■ **Textauszug**
◆ ◆ ◆ ◆ ◆ ◆ ◆

Gegen Zubringer

Zum Thema "Südzubringer":
Dieser Zubringer war schon zu Beginn des Baus der A 7 in den 80-er Jahren höchst umstritten - die Umweltschützer lehnten ihn geradewegs ab, auch Ebnat war nie ein großer Anhänger dieser Maßnahme.
Der Gemeinderat von Aalen stimmte in den 90-ern für den Bau der Notspur - auch nicht ganz billig - und strich die Planung eines Südzubringers aus dem Flächennutzungsplan. Ich meine zu Recht, und das Verkehrsgutachten des renommierten Büros Brenner&Münnich bestätigt dies.
Inzwischen regt sich auch Widerstand in Oberkochen. Damals sagte Baubürgermeister Holzbaur, wenn die Trasse 6f verwirklicht würde, so müsste zwangsläufig die Unterkochener Umgehung der B 19 vierspurig ausgebaut werden, um das erhöhte Verkehrsaufkommen zu bewältigen. Und das gilt wohl auch heute noch in viel stärkerem Maße. Wo bleibt da aber die Verkehrsentlastung der Gemeinde?

◆ ◆ ◆ ◆ ◆ ◆ ◆

■ **Erfasste Daten**
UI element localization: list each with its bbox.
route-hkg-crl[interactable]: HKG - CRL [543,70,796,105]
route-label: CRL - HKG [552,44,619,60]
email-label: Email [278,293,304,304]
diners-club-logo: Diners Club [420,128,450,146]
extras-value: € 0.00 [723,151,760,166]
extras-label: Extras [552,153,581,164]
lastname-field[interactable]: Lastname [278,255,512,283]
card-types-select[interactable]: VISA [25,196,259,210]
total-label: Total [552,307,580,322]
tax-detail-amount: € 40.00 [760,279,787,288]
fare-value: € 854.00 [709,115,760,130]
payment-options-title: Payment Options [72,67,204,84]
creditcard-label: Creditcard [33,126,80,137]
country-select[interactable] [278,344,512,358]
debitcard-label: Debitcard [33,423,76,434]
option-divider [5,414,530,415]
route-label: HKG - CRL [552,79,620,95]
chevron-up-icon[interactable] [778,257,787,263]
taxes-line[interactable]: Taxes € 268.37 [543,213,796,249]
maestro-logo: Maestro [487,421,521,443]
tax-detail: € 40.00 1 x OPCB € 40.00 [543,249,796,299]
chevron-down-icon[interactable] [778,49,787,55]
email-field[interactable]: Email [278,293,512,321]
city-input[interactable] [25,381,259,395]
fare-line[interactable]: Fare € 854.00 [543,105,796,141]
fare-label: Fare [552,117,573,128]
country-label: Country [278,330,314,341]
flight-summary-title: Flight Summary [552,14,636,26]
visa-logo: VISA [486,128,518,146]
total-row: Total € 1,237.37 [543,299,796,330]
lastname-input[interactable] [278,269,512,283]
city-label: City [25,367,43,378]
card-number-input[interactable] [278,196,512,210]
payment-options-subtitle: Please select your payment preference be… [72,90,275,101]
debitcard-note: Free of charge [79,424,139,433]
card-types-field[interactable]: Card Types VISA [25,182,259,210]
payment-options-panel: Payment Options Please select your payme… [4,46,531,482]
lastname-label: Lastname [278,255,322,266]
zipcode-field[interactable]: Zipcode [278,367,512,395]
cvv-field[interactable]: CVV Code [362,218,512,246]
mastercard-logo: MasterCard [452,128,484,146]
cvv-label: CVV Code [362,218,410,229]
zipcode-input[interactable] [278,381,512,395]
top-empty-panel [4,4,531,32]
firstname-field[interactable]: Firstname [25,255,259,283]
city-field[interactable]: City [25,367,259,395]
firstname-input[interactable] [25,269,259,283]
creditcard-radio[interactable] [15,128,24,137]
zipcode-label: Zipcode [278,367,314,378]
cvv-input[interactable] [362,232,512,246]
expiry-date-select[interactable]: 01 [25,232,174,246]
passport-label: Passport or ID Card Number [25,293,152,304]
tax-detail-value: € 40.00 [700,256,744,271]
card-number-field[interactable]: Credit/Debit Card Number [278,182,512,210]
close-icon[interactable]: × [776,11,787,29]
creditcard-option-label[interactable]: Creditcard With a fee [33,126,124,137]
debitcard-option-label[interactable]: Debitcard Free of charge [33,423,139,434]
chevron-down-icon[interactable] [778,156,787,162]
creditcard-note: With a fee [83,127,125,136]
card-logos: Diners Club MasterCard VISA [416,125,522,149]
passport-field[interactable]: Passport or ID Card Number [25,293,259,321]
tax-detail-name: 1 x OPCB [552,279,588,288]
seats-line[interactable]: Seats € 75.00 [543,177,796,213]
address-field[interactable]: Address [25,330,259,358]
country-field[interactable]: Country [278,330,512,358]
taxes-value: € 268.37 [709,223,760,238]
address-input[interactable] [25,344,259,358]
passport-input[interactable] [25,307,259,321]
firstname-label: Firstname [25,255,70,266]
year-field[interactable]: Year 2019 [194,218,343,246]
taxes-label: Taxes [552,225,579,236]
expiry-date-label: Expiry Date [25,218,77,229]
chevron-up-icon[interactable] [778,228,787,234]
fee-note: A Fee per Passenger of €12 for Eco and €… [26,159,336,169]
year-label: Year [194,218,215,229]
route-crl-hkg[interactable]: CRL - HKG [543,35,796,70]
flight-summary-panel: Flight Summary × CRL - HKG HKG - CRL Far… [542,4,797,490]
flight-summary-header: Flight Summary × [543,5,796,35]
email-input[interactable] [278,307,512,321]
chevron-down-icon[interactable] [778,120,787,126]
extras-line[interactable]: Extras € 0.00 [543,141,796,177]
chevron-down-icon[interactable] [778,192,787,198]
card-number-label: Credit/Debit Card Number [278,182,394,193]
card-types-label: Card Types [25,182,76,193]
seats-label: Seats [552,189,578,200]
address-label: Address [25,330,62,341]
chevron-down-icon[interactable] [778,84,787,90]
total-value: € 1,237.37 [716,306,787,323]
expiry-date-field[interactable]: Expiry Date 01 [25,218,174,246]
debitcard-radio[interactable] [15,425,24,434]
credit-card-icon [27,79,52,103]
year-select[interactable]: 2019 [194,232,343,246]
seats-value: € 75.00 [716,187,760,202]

◆ ◆ ◆ ◆ ◆ ◆ ◆

■ **Zu lösende Aufgaben**
**a)** Welches Büro hat laut dem Textauszug zum Südzubringer das Verkehrsgutachten erstellt?
**b)** Gib den Textauszug zum Südzubringer beginnend bei „Der Gemeinderat von“ und endend bei „Brenner&Münnich bestätigt dies.“ erneut wieder und tausche dabei „Gemeinderat“ gegen „Stadtrat“ aus.

■ **Lösungen je Aufgabe**
**a)** Das renommierte Büro Brenner&Münnich.

**b)**
Der Stadtrat von Aalen stimmte in den 90-ern für den Bau der Notspur - auch nicht ganz billig - und strich die Planung eines Südzubringers aus dem Flächennutzungsplan. Ich meine zu Recht, und das Verkehrsgutachten des renommierten Büros Brenner&Münnich bestätigt dies.